**** Document text
4. Restriction on Transfer.
(a) The Holder, by its acceptance hereof, represents,
warrants, covenants and agrees that:
(i) the Holder has knowledge of the business and
affairs of the Company;
(ii) this Warrant and the Shares issuable upon the
exercise of this Warrant are being acquired for investment and not with a view
to the distribution thereof and that, absent an effective registration statement
under the Securities Act of 1933, as amended (the "Securities Act"), covering
the disposition of the Shares issued or issuable upon exercise of this Warrant,
such Shares will not be sold, transferred, assigned, hypothecated or otherwise
disposed of without first providing the Company with an opinion of counsel
(which may be counsel for the Company) or other evidence, reasonably acceptable
to the Company, to the effect that such sale, transfer, assignment,
hypothecation or other disposal will be exempt from the registration and
prospectus delivery requirements of the Securities Act and the registration or
qualification requirements of any applicable state or foreign securities laws;
and (iii) the Holder consents to the making of a notation in the Company's books
or giving to any transfer agent of this Warrant or the Shares an order to
implement such restrictions on transferability described in subparagraph (ii)
********
**** Extracted data
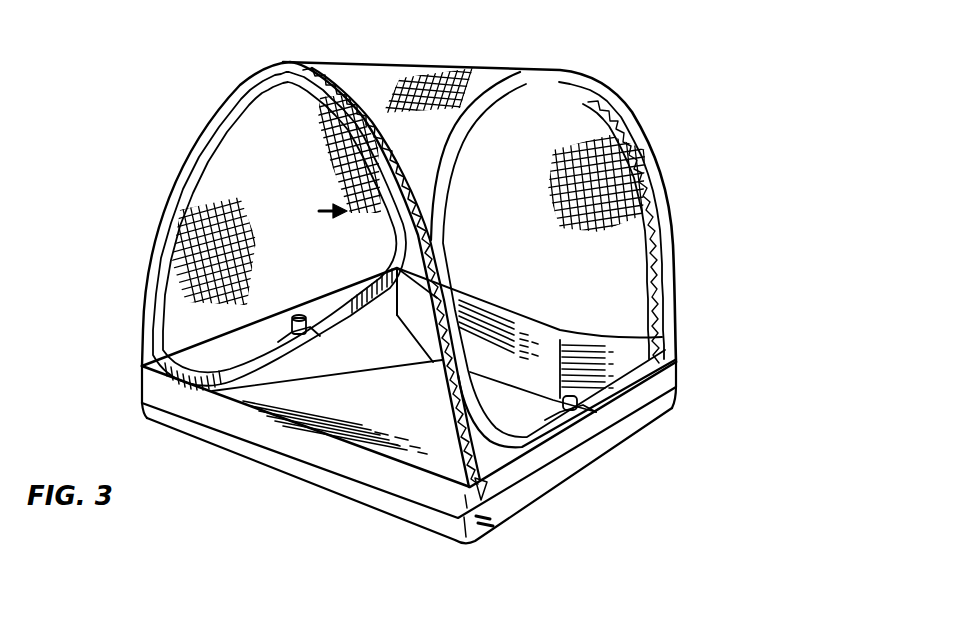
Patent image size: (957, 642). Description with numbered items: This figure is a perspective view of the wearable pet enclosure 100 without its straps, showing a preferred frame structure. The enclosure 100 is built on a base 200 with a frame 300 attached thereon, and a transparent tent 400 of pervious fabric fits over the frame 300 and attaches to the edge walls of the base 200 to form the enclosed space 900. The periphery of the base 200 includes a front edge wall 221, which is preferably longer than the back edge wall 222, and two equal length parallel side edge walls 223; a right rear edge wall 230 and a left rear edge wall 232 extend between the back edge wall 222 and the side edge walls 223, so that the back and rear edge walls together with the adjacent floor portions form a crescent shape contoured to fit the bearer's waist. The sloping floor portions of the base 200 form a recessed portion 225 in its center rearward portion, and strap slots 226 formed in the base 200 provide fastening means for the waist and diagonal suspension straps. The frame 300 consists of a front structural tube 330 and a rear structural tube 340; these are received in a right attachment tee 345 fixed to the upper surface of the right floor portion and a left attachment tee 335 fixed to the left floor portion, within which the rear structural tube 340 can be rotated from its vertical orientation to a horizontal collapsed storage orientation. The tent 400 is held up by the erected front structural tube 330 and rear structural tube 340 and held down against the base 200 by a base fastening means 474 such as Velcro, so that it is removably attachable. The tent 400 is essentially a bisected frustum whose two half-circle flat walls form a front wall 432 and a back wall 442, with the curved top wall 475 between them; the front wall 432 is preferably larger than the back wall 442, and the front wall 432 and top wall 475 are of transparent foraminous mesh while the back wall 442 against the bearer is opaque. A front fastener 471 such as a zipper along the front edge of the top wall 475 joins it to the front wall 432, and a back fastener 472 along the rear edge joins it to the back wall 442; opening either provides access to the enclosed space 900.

The enclosure 100 is at (158, 79).
The base 200 is at (567, 485).
The front edge wall 221 is at (320, 477).
The back edge wall 222 is at (523, 348).
The side edge walls 223 is at (337, 302).
The recessed portion 225 is at (428, 408).
The strap slots 226 is at (493, 518).
The right rear edge wall 230 is at (450, 282).
The left rear edge wall 232 is at (603, 357).
The frame 300 is at (617, 382).
The front structural tube 330 is at (167, 223).
The left attachment tee 335 is at (556, 404).
The rear structural tube 340 is at (513, 73).
The right attachment tee 345 is at (290, 330).
The tent 400 is at (630, 140).
The front wall 432 is at (217, 317).
The back wall 442 is at (647, 155).
The front fastener 471 is at (358, 90).
The back fastener 472 is at (603, 97).
The base fastening means 474 is at (407, 479).
The top wall 475 is at (450, 72).
The enclosed space 900 is at (309, 211).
********
• [What is required]: Continue the warrant provision on restrictions on transfer, starting right after its final words.

• [Output for this exercise]:
above.
(b) This Warrant (and any successor or replacement warrant)
shall bear the certificate shown on the front page hereof and the Shares
issuable upon the exercise of this Warrant shall bear the following legend or a
legend of similar import; provided, however, that such legend shall be removed
or not placed upon this Warrant or the certificate or other instrument
representing the Shares, as the case may be, if such legend is no longer
necessary to ensure compliance with the Securities Act:
4.
"THESE SHARES HAVE NOT BEEN REGISTERED UNDER THE SECURITIES ACT OF
1933, AS AMENDED (THE "SECURITIES ACT"), OR THE SECURITIES LAWS OF ANY
STATE IN RELIANCE UPON THE EXEMPTION UNDER THE SECURITIES ACT AND
EXEMPTIONS FROM REGISTRATION AVAILABLE UNDER THE APPLICABLE SECURITIES
LAWS OF ANY STATE. ACCORDINGLY, SUCH SHARES MAY BE OFFERED AND SOLD
ONLY IF REGISTERED AND QUALIFIED PURSUANT TO RELEVANT PROVISIONS OF
FEDERAL AND STATE SECURITIES LAWS OR IF AN EXEMPTION FROM SUCH
REGISTRATION OR QUALIFICATION IS APPLICABLE."
(c) This Warrant (and any successor or replacement Warrant)
may not be sold, transferred, assigned or hypothecated except to a wholly owned
subsidiary of the Holder or to a parent corporation owning a majority of the
outstanding securities of the Holder or to any successor of the Holder in
connection with a merger, sale or consolidation of the Holder in which the
Holder is not the surviving entity.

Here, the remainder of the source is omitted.